* _Direction_
Only the pictures are to be left out; set down the rest of the records exactly.
*** Supplied entries ***
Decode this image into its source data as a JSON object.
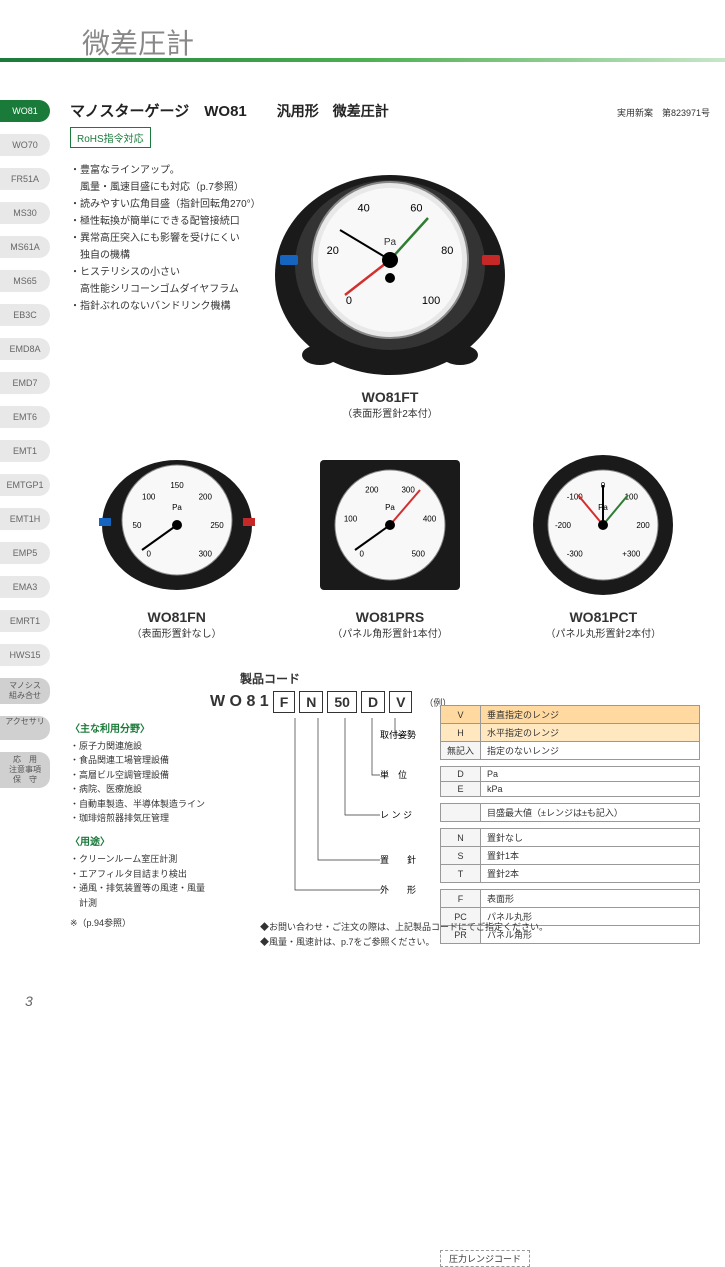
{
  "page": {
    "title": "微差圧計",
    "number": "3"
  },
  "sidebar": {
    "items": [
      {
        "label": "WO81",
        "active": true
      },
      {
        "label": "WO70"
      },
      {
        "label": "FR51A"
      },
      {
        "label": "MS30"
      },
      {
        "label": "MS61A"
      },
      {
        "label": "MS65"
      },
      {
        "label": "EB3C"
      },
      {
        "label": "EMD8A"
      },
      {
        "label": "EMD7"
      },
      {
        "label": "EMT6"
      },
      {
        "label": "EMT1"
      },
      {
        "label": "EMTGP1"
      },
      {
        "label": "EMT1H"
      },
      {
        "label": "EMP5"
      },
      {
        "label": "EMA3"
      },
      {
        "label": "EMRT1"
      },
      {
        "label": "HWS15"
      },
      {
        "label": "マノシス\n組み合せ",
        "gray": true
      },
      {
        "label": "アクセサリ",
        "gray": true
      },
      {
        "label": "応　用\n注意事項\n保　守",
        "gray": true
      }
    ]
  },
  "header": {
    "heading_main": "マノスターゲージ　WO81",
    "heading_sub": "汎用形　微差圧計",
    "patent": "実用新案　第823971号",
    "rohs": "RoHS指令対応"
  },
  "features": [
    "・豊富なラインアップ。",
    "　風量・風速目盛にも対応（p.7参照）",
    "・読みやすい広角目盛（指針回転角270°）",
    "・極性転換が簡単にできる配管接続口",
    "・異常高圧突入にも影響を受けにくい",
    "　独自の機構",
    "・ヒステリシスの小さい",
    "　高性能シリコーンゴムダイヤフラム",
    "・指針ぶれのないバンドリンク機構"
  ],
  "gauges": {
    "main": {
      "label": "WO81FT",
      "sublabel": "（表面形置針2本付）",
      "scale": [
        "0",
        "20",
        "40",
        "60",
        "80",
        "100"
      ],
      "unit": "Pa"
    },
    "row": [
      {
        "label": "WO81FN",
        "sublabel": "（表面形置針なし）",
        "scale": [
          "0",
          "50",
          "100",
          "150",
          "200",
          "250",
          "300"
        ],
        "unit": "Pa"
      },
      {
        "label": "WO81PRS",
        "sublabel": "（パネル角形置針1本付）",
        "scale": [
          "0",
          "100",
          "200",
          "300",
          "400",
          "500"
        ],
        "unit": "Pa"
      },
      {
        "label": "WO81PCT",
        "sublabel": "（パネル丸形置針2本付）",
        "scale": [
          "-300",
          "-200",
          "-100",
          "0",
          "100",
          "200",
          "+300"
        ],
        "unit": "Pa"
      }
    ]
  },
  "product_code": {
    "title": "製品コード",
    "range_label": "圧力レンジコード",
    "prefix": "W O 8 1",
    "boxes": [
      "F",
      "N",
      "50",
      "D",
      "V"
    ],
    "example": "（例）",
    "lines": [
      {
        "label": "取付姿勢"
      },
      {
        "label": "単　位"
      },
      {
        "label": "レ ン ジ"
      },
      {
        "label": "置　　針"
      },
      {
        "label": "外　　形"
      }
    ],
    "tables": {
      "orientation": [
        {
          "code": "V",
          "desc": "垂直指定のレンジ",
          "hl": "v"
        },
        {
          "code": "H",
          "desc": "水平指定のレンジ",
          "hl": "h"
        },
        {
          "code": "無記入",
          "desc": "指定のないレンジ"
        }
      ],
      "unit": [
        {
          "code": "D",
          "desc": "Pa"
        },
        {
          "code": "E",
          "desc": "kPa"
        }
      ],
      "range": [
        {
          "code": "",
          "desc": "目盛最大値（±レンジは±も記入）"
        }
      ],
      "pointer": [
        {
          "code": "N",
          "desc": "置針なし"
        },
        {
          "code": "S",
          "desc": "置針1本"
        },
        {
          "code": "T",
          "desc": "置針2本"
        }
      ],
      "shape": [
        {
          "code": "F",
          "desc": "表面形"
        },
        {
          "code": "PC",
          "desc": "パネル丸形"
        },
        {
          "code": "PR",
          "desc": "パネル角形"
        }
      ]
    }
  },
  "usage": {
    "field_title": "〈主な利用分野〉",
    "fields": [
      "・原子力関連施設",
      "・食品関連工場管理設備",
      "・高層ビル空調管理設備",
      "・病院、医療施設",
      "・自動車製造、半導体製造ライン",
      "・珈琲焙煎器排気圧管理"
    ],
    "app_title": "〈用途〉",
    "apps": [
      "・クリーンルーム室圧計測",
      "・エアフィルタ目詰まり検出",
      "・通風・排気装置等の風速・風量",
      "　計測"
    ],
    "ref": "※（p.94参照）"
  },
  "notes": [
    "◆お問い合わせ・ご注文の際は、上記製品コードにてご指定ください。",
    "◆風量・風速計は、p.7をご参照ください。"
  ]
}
***
* _Output of the task_
Decode this image into its source data as a JSON object.
{
  "page": {
    "title": "微差圧計",
    "number": "3"
  },
  "sidebar": {
    "items": [
      {
        "label": "WO81",
        "active": true
      },
      {
        "label": "WO70"
      },
      {
        "label": "FR51A"
      },
      {
        "label": "MS30"
      },
      {
        "label": "MS61A"
      },
      {
        "label": "MS65"
      },
      {
        "label": "EB3C"
      },
      {
        "label": "EMD8A"
      },
      {
        "label": "EMD7"
      },
      {
        "label": "EMT6"
      },
      {
        "label": "EMT1"
      },
      {
        "label": "EMTGP1"
      },
      {
        "label": "EMT1H"
      },
      {
        "label": "EMP5"
      },
      {
        "label": "EMA3"
      },
      {
        "label": "EMRT1"
      },
      {
        "label": "HWS15"
      },
      {
        "label": "マノシス\n組み合せ",
        "gray": true
      },
      {
        "label": "アクセサリ",
        "gray": true
      },
      {
        "label": "応　用\n注意事項\n保　守",
        "gray": true
      }
    ]
  },
  "header": {
    "heading_main": "マノスターゲージ　WO81",
    "heading_sub": "汎用形　微差圧計",
    "patent": "実用新案　第823971号",
    "rohs": "RoHS指令対応"
  },
  "features": [
    "・豊富なラインアップ。",
    "　風量・風速目盛にも対応（p.7参照）",
    "・読みやすい広角目盛（指針回転角270°）",
    "・極性転換が簡単にできる配管接続口",
    "・異常高圧突入にも影響を受けにくい",
    "　独自の機構",
    "・ヒステリシスの小さい",
    "　高性能シリコーンゴムダイヤフラム",
    "・指針ぶれのないバンドリンク機構"
  ],
  "gauges": {
    "main": {
      "label": "WO81FT",
      "sublabel": "（表面形置針2本付）",
      "scale": [
        "0",
        "20",
        "40",
        "60",
        "80",
        "100"
      ],
      "unit": "Pa"
    },
    "row": [
      {
        "label": "WO81FN",
        "sublabel": "（表面形置針なし）",
        "scale": [
          "0",
          "50",
          "100",
          "150",
          "200",
          "250",
          "300"
        ],
        "unit": "Pa"
      },
      {
        "label": "WO81PRS",
        "sublabel": "（パネル角形置針1本付）",
        "scale": [
          "0",
          "100",
          "200",
          "300",
          "400",
          "500"
        ],
        "unit": "Pa"
      },
      {
        "label": "WO81PCT",
        "sublabel": "（パネル丸形置針2本付）",
        "scale": [
          "-300",
          "-200",
          "-100",
          "0",
          "100",
          "200",
          "+300"
        ],
        "unit": "Pa"
      }
    ]
  },
  "product_code": {
    "title": "製品コード",
    "range_label": "圧力レンジコード",
    "prefix": "W O 8 1",
    "boxes": [
      "F",
      "N",
      "50",
      "D",
      "V"
    ],
    "example": "（例）",
    "lines": [
      {
        "label": "取付姿勢"
      },
      {
        "label": "単　位"
      },
      {
        "label": "レ ン ジ"
      },
      {
        "label": "置　　針"
      },
      {
        "label": "外　　形"
      }
    ],
    "tables": {
      "orientation": [
        {
          "code": "V",
          "desc": "垂直指定のレンジ",
          "hl": "v"
        },
        {
          "code": "H",
          "desc": "水平指定のレンジ",
          "hl": "h"
        },
        {
          "code": "無記入",
          "desc": "指定のないレンジ"
        }
      ],
      "unit": [
        {
          "code": "D",
          "desc": "Pa"
        },
        {
          "code": "E",
          "desc": "kPa"
        }
      ],
      "range": [
        {
          "code": "",
          "desc": "目盛最大値（±レンジは±も記入）"
        }
      ],
      "pointer": [
        {
          "code": "N",
          "desc": "置針なし"
        },
        {
          "code": "S",
          "desc": "置針1本"
        },
        {
          "code": "T",
          "desc": "置針2本"
        }
      ],
      "shape": [
        {
          "code": "F",
          "desc": "表面形"
        },
        {
          "code": "PC",
          "desc": "パネル丸形"
        },
        {
          "code": "PR",
          "desc": "パネル角形"
        }
      ]
    }
  },
  "usage": {
    "field_title": "〈主な利用分野〉",
    "fields": [
      "・原子力関連施設",
      "・食品関連工場管理設備",
      "・高層ビル空調管理設備",
      "・病院、医療施設",
      "・自動車製造、半導体製造ライン",
      "・珈琲焙煎器排気圧管理"
    ],
    "app_title": "〈用途〉",
    "apps": [
      "・クリーンルーム室圧計測",
      "・エアフィルタ目詰まり検出",
      "・通風・排気装置等の風速・風量",
      "　計測"
    ],
    "ref": "※（p.94参照）"
  },
  "notes": [
    "◆お問い合わせ・ご注文の際は、上記製品コードにてご指定ください。",
    "◆風量・風速計は、p.7をご参照ください。"
  ]
}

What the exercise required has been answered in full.